**INSTRUCTIONS FOR THE TASK:** In the entries below, find every line with "this" and copy it.

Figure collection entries
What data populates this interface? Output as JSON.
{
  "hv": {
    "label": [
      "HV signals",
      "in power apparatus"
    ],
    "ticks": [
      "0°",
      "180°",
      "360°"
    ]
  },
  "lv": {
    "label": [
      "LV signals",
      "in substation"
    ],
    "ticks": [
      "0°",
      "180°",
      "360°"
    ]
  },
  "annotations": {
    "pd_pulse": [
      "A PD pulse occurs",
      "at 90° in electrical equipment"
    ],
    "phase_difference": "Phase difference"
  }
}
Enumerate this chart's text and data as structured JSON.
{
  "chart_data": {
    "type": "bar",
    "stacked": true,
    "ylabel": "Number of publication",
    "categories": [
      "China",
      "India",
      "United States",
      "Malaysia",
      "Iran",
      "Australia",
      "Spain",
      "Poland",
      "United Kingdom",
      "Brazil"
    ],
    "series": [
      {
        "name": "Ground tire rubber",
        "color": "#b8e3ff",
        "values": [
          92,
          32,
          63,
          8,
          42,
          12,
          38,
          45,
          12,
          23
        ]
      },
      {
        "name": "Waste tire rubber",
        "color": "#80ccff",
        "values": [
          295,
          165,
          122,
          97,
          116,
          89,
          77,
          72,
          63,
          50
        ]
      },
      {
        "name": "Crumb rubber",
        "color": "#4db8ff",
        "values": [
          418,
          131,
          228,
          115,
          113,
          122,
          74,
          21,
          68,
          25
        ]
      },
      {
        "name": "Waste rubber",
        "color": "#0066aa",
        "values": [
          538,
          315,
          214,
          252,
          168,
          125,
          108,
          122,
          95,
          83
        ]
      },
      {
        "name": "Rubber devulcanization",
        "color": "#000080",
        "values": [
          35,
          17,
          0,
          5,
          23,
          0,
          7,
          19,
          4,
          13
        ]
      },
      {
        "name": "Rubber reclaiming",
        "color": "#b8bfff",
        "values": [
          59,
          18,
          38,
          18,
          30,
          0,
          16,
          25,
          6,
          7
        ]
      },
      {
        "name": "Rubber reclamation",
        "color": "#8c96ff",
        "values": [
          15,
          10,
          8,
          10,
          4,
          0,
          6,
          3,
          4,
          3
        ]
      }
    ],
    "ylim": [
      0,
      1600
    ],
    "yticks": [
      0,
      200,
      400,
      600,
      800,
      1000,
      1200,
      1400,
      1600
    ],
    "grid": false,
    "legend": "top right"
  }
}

**RESPONSE TO THE TASK:**
What data populates this interface? Output as JSON.
Enumerate this chart's text and data as structured JSON.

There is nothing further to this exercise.